
    How am I going to get the children of x into the __ variable inside the next call of :rec? That’s what ++ does. Not sure what I’m going to call this, I may call it a “pivot” although that may confuse as much as help. It captures something of the idea that I need to swing the anonymous children of x (#x__) around so that they can go into the next call of :rec as though they were children of the calling node

    Like I say, don’t know if I like this name or the ++ symbol being used for it. So consider both as provisional for now.

    OK, I’m too tired to make the build with this stuff working tonight. I’ll try to get a build together in the next couple of days, but meanwhile, if this looks interesting to you and you can’t contain yourself, send me an email (interstarATgmail.com), say hello and I’ll see what I can do.

2 thoughts on “

  1. All very ingenious, but I’d like to see more about the kind of web site for which the Geekweaver functionality would be appropriate.

    A lot of sites are created visually using authoring packages like Dreamweaver; others use a CMS, giving more scope for automating the process but less for individually crafted pages.

    Geekweaver appears to move further along that spectrum, but it isn’t obvious how dynamic the resulting site would be. To change the text of one page, for instance, would it be necessary to change the input file and then re-create the whole site?

    I think you should make a site, preferably for a client, to demonstrate Geekweaver’s functionality in a concrete way, and show that the effort of learning its fairly idiosyncratic (not to say cryptic) notation would pay off.

  2. Hi myname (whoever you are)

    thanks for the comments.

    GeekWeaver started because I needed to create a bunch of similar static web-pages in a place where I *didn’t* have access to a CMS. (Corporate documentation on a private intranet so I can’t link, unfortunately.)

    Obviously, in a lot of cases, when you do have a CMS running then that would be more appropriate.

    As you intuit, the big issue for GW is that you have to regenerate the whole site each time you make a change, which is a pain. (Though I have some ideas for this …)

    The biggest publicly visible site created with GW is http://giselazevedo.com/ – and note that I make no claims to be a good visual web-designer or have CSS skills; I certainly need to improve the templates on the next revision. 🙂

    Nevertheless, that site was considerably easier to make with GW than if I’d simply made and maintained the HTML pages by hand in a text editor.

    One of the nicest things about GW, from my perspective, is that a multiple file site is kept in a single source file. So, apart from the images, that artist’s site is kept in a single OPML outline. (If it wasn’t clear, the GeekWeaver source-code is OPML and meant to be edited in an outliner. The plain-text version is useful for quick examples, and to illustrate but you’d be unlikely to do serious work with it.)

    Because of this, I believe that the value of GeekWeaver is that it’s going to help bring a unity to the diversity of languages that are currently needed to make interesting dynamic web-sites.

> Required work:
**1.** According to the GeekWeaver post, what is GeekWeaver source code written in?
**2.** For each statement, say whether it agrees with the GeekWeaver post, and quote the words that decide it: (a) GeekWeaver was started because the writer had no access to a CMS. (b) With GeekWeaver, one page can be changed without regenerating the whole site. (c) The writer claims to have strong CSS skills.
**3.** Print everything in the GeekWeaver post from "The biggest publicly" down to "a text editor.".
The entries have nothing to do with the GeekWeaver post.

> Extracted information:
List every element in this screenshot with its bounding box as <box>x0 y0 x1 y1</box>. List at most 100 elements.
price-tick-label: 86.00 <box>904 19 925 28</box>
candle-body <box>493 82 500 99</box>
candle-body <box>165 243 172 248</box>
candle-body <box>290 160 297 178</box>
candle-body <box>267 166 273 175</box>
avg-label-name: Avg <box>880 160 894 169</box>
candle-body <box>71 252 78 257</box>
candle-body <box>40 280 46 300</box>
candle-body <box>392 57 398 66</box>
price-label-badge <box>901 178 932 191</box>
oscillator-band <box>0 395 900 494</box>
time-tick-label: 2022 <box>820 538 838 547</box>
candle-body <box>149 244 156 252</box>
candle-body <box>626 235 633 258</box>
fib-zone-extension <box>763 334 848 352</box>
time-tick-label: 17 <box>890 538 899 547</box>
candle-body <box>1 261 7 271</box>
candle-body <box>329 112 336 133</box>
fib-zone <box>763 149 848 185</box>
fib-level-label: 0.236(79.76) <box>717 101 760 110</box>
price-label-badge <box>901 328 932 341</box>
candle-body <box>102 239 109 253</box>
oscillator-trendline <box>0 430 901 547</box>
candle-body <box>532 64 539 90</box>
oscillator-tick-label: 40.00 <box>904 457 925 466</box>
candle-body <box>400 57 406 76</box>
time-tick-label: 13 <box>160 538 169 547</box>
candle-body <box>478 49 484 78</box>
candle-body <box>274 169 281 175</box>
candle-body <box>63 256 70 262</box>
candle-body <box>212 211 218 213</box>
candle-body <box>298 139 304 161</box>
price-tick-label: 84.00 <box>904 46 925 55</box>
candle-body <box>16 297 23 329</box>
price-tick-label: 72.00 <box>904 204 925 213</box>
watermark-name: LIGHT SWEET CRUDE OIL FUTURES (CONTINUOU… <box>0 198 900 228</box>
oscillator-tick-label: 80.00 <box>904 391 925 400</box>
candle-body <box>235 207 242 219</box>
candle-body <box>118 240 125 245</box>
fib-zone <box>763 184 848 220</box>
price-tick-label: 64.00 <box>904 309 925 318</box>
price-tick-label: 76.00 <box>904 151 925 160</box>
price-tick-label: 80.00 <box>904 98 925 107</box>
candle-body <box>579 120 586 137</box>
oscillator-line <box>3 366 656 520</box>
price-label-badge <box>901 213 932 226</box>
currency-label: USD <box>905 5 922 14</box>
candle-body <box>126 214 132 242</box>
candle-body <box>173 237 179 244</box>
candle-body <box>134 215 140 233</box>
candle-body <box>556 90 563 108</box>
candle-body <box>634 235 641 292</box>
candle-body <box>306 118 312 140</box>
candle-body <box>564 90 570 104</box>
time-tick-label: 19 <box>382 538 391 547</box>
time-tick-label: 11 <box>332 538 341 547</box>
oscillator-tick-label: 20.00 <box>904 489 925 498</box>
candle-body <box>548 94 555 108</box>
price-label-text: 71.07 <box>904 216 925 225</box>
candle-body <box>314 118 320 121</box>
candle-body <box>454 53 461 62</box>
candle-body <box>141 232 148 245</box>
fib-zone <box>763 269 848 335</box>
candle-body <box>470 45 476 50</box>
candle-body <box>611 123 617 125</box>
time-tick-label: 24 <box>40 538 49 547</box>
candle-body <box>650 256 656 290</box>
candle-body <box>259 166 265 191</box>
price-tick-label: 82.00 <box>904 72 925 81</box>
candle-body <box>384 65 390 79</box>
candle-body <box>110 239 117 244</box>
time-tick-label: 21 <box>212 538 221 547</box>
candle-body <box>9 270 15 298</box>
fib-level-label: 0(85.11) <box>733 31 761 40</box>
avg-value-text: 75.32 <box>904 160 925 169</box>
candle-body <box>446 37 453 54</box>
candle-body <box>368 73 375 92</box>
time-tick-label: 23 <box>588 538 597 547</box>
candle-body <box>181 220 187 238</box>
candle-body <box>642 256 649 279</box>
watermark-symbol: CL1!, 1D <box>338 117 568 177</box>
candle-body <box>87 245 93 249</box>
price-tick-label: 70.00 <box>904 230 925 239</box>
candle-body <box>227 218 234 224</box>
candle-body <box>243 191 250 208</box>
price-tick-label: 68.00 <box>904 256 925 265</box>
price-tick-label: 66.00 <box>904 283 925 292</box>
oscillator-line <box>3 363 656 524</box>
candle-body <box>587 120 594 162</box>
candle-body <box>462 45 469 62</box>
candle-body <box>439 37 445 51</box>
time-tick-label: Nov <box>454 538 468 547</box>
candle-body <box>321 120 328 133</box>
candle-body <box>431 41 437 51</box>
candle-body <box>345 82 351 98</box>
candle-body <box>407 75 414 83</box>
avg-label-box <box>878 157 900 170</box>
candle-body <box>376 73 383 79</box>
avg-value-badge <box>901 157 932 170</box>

> Set of answers:
**1.** It is OPML, meant to be edited in an outliner.

**2.**
(a) Yes: "I needed to create a bunch of similar static web-pages in a place where I *didn’t* have access to a CMS."
(b) No: "you have to regenerate the whole site each time you make a change"
(c) No: "I make no claims to be a good visual web-designer or have CSS skills"

**3.**
The biggest publicly visible site created with GW is http://giselazevedo.com/ – and note that I make no claims to be a good visual web-designer or have CSS skills; I certainly need to improve the templates on the next revision. 🙂

    Nevertheless, that site was considerably easier to make with GW than if I’d simply made and maintained the HTML pages by hand in a text editor.